What you will do: Copy the entries below exactly. Images do not belong in the copy.

Task material:
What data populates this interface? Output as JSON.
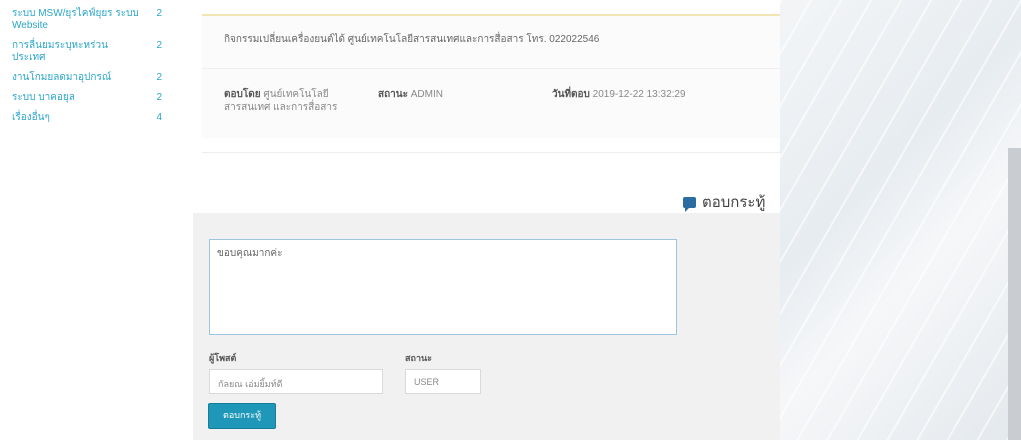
{
  "sidebar": {
    "items": [
      {
        "label": "ระบบ MSW/ยุรไคฟ์ยุยร  ระบบ Website",
        "count": "2"
      },
      {
        "label": "การลื่นยมระบุหะหร่วน ประเทศ",
        "count": "2"
      },
      {
        "label": "งานโกมยลดมาอุปกรณ์",
        "count": "2"
      },
      {
        "label": "ระบบ บาคอยุล",
        "count": "2"
      },
      {
        "label": "เรื่องอื่นๆ",
        "count": "4"
      }
    ]
  },
  "comment": {
    "message": "กิจกรรมเปลี่ยนเครื่องยนต์ได้ ศูนย์เทคโนโลยีสารสนเทศและการสื่อสาร โทร. 022022546",
    "author_label": "ตอบโดย",
    "author_value": "ศูนย์เทคโนโลยีสารสนเทศ และการสื่อสาร",
    "status_label": "สถานะ",
    "status_value": "ADMIN",
    "date_label": "วันที่ตอบ",
    "date_value": "2019-12-22 13:32:29"
  },
  "reply": {
    "heading": "ตอบกระทู้",
    "textarea_value": "ขอบคุณมากค่ะ",
    "responder_label": "ผู้โพสต์",
    "responder_value": "กัลยณ เอ่มยิ้มท์ดี",
    "status_label": "สถานะ",
    "status_value": "USER",
    "submit_label": "ตอบกระทู้"
  }
}
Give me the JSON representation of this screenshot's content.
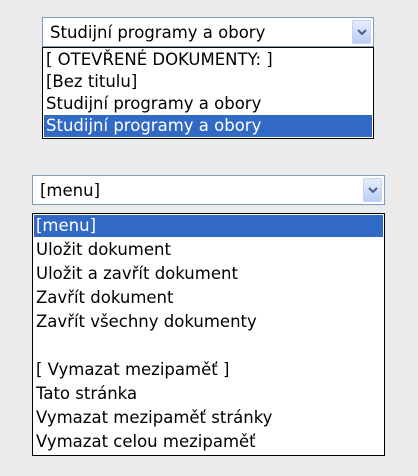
{
  "colors": {
    "page_background": "#ebebeb",
    "selection_background": "#316ac5",
    "selection_text": "#ffffff",
    "field_border": "#7f9db9"
  },
  "documents_select": {
    "selected_value": "Studijní programy a obory",
    "arrow_icon": "chevron-down-icon",
    "options": [
      "[ OTEVŘENÉ DOKUMENTY: ]",
      "[Bez titulu]",
      "Studijní programy a obory",
      "Studijní programy a obory"
    ],
    "highlighted_index": 3
  },
  "menu_select": {
    "selected_value": "[menu]",
    "arrow_icon": "chevron-down-icon",
    "options": [
      "[menu]",
      "Uložit dokument",
      "Uložit a zavřít dokument",
      "Zavřít dokument",
      "Zavřít všechny dokumenty",
      "",
      "[ Vymazat mezipaměť ]",
      "Tato stránka",
      "Vymazat mezipaměť stránky",
      "Vymazat celou mezipaměť"
    ],
    "highlighted_index": 0
  }
}
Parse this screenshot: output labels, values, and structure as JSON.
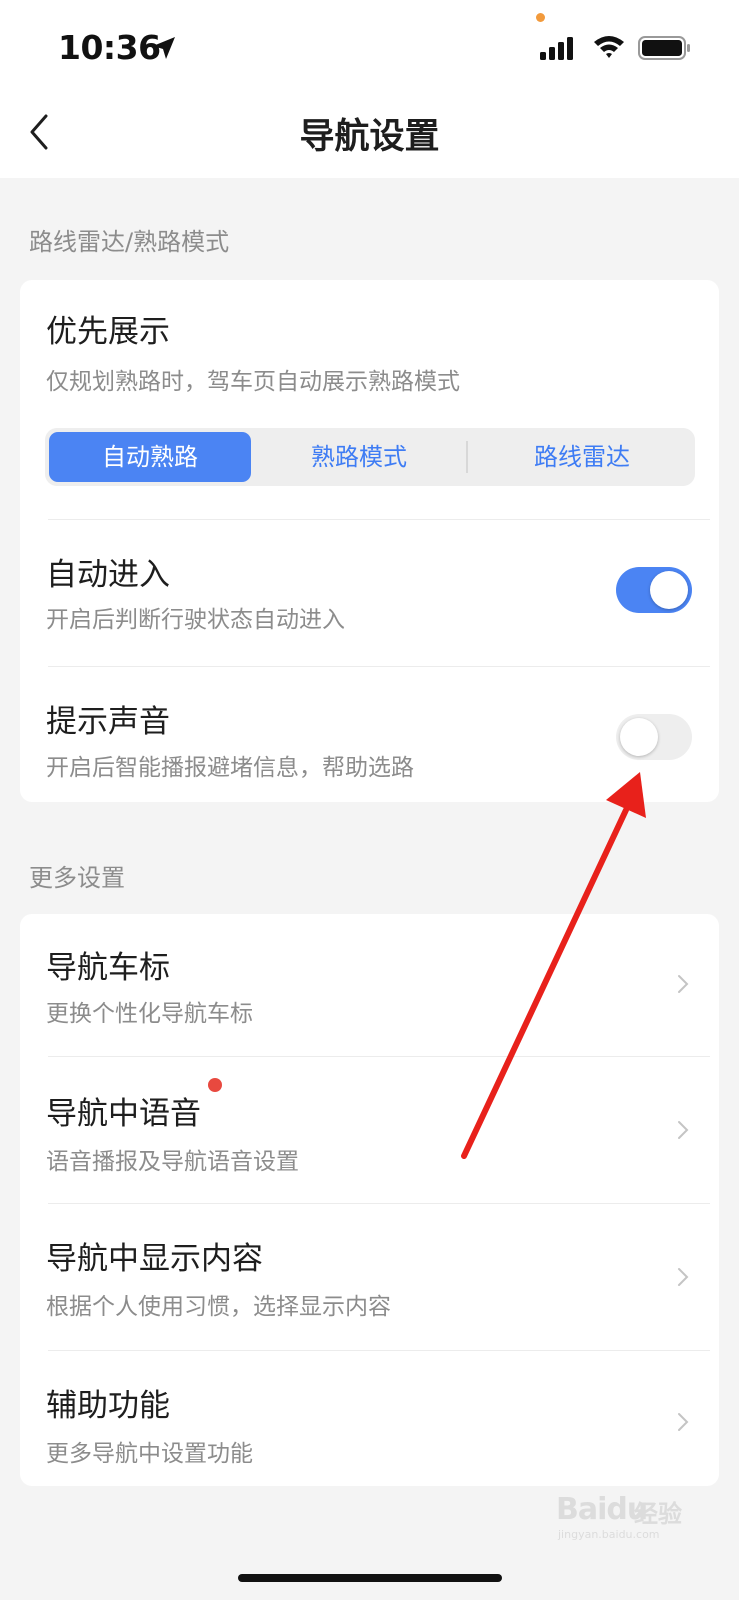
{
  "status_bar": {
    "time": "10:36",
    "icons": [
      "location-arrow-icon",
      "cellular-signal-icon",
      "wifi-icon",
      "battery-icon"
    ]
  },
  "nav": {
    "title": "导航设置",
    "back_icon": "chevron-left-icon"
  },
  "section1": {
    "title": "路线雷达/熟路模式",
    "priority": {
      "title": "优先展示",
      "subtitle": "仅规划熟路时，驾车页自动展示熟路模式",
      "options": [
        {
          "label": "自动熟路",
          "selected": true
        },
        {
          "label": "熟路模式",
          "selected": false
        },
        {
          "label": "路线雷达",
          "selected": false
        }
      ]
    },
    "auto_enter": {
      "title": "自动进入",
      "subtitle": "开启后判断行驶状态自动进入",
      "enabled": true
    },
    "sound": {
      "title": "提示声音",
      "subtitle": "开启后智能播报避堵信息，帮助选路",
      "enabled": false
    }
  },
  "section2": {
    "title": "更多设置",
    "items": [
      {
        "title": "导航车标",
        "subtitle": "更换个性化导航车标",
        "badge": false
      },
      {
        "title": "导航中语音",
        "subtitle": "语音播报及导航语音设置",
        "badge": true
      },
      {
        "title": "导航中显示内容",
        "subtitle": "根据个人使用习惯，选择显示内容",
        "badge": false
      },
      {
        "title": "辅助功能",
        "subtitle": "更多导航中设置功能",
        "badge": false
      }
    ]
  },
  "colors": {
    "accent": "#4b84f3",
    "badge": "#e8493f",
    "annotation_arrow": "#e8211b"
  },
  "watermark": {
    "logo": "Baidu",
    "cn": "经验",
    "sub": "jingyan.baidu.com"
  }
}
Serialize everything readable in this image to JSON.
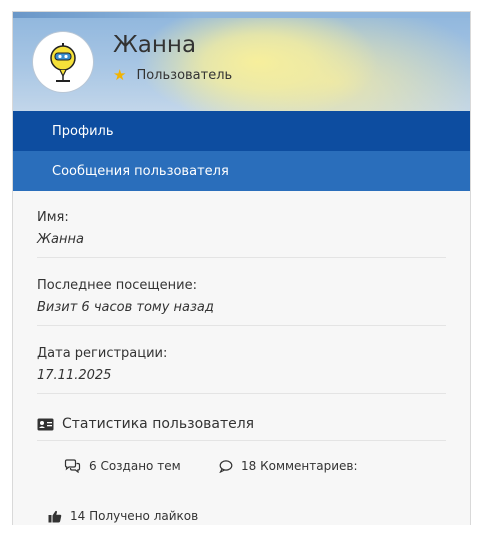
{
  "profile": {
    "name": "Жанна",
    "role": "Пользователь"
  },
  "nav": [
    {
      "label": "Профиль"
    },
    {
      "label": "Сообщения пользователя"
    }
  ],
  "fields": [
    {
      "label": "Имя:",
      "value": "Жанна"
    },
    {
      "label": "Последнее посещение:",
      "value": "Визит 6 часов тому назад"
    },
    {
      "label": "Дата регистрации:",
      "value": "17.11.2025"
    }
  ],
  "stats": {
    "title": "Статистика пользователя",
    "topics": "6 Создано тем",
    "comments": "18 Комментариев:",
    "likes": "14 Получено лайков"
  },
  "colors": {
    "nav_active": "#0d4da0",
    "nav_inactive": "#2a6ebb",
    "star": "#f2b300"
  }
}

Response to the task:
What data populates this interface? Output as JSON.
{
  "sidebar": {
    "items": [
      {
        "label": "ระบบ MSW/ยุรไคฟ์ยุยร  ระบบ Website",
        "count": "2"
      },
      {
        "label": "การลื่นยมระบุหะหร่วน ประเทศ",
        "count": "2"
      },
      {
        "label": "งานโกมยลดมาอุปกรณ์",
        "count": "2"
      },
      {
        "label": "ระบบ บาคอยุล",
        "count": "2"
      },
      {
        "label": "เรื่องอื่นๆ",
        "count": "4"
      }
    ]
  },
  "comment": {
    "message": "กิจกรรมเปลี่ยนเครื่องยนต์ได้ ศูนย์เทคโนโลยีสารสนเทศและการสื่อสาร โทร. 022022546",
    "author_label": "ตอบโดย",
    "author_value": "ศูนย์เทคโนโลยีสารสนเทศ และการสื่อสาร",
    "status_label": "สถานะ",
    "status_value": "ADMIN",
    "date_label": "วันที่ตอบ",
    "date_value": "2019-12-22 13:32:29"
  },
  "reply": {
    "heading": "ตอบกระทู้",
    "textarea_value": "ขอบคุณมากค่ะ",
    "responder_label": "ผู้โพสต์",
    "responder_value": "กัลยณ เอ่มยิ้มท์ดี",
    "status_label": "สถานะ",
    "status_value": "USER",
    "submit_label": "ตอบกระทู้"
  }
}
Give me the JSON representation of this screenshot's content.
{
  "colors": {
    "page_background": "#ebebeb",
    "selection_background": "#316ac5",
    "selection_text": "#ffffff",
    "field_border": "#7f9db9"
  },
  "documents_select": {
    "selected_value": "Studijní programy a obory",
    "arrow_icon": "chevron-down-icon",
    "options": [
      "[ OTEVŘENÉ DOKUMENTY: ]",
      "[Bez titulu]",
      "Studijní programy a obory",
      "Studijní programy a obory"
    ],
    "highlighted_index": 3
  },
  "menu_select": {
    "selected_value": "[menu]",
    "arrow_icon": "chevron-down-icon",
    "options": [
      "[menu]",
      "Uložit dokument",
      "Uložit a zavřít dokument",
      "Zavřít dokument",
      "Zavřít všechny dokumenty",
      "",
      "[ Vymazat mezipaměť ]",
      "Tato stránka",
      "Vymazat mezipaměť stránky",
      "Vymazat celou mezipaměť"
    ],
    "highlighted_index": 0
  }
}
Parse this screenshot: output labels, values, and structure as JSON.
{
  "status_bar": {
    "time": "10:36",
    "icons": [
      "location-arrow-icon",
      "cellular-signal-icon",
      "wifi-icon",
      "battery-icon"
    ]
  },
  "nav": {
    "title": "导航设置",
    "back_icon": "chevron-left-icon"
  },
  "section1": {
    "title": "路线雷达/熟路模式",
    "priority": {
      "title": "优先展示",
      "subtitle": "仅规划熟路时，驾车页自动展示熟路模式",
      "options": [
        {
          "label": "自动熟路",
          "selected": true
        },
        {
          "label": "熟路模式",
          "selected": false
        },
        {
          "label": "路线雷达",
          "selected": false
        }
      ]
    },
    "auto_enter": {
      "title": "自动进入",
      "subtitle": "开启后判断行驶状态自动进入",
      "enabled": true
    },
    "sound": {
      "title": "提示声音",
      "subtitle": "开启后智能播报避堵信息，帮助选路",
      "enabled": false
    }
  },
  "section2": {
    "title": "更多设置",
    "items": [
      {
        "title": "导航车标",
        "subtitle": "更换个性化导航车标",
        "badge": false
      },
      {
        "title": "导航中语音",
        "subtitle": "语音播报及导航语音设置",
        "badge": true
      },
      {
        "title": "导航中显示内容",
        "subtitle": "根据个人使用习惯，选择显示内容",
        "badge": false
      },
      {
        "title": "辅助功能",
        "subtitle": "更多导航中设置功能",
        "badge": false
      }
    ]
  },
  "colors": {
    "accent": "#4b84f3",
    "badge": "#e8493f",
    "annotation_arrow": "#e8211b"
  },
  "watermark": {
    "logo": "Baidu",
    "cn": "经验",
    "sub": "jingyan.baidu.com"
  }
}
Serialize everything readable in this image to JSON.
{
  "profile": {
    "name": "Жанна",
    "role": "Пользователь"
  },
  "nav": [
    {
      "label": "Профиль"
    },
    {
      "label": "Сообщения пользователя"
    }
  ],
  "fields": [
    {
      "label": "Имя:",
      "value": "Жанна"
    },
    {
      "label": "Последнее посещение:",
      "value": "Визит 6 часов тому назад"
    },
    {
      "label": "Дата регистрации:",
      "value": "17.11.2025"
    }
  ],
  "stats": {
    "title": "Статистика пользователя",
    "topics": "6 Создано тем",
    "comments": "18 Комментариев:",
    "likes": "14 Получено лайков"
  },
  "colors": {
    "nav_active": "#0d4da0",
    "nav_inactive": "#2a6ebb",
    "star": "#f2b300"
  }
}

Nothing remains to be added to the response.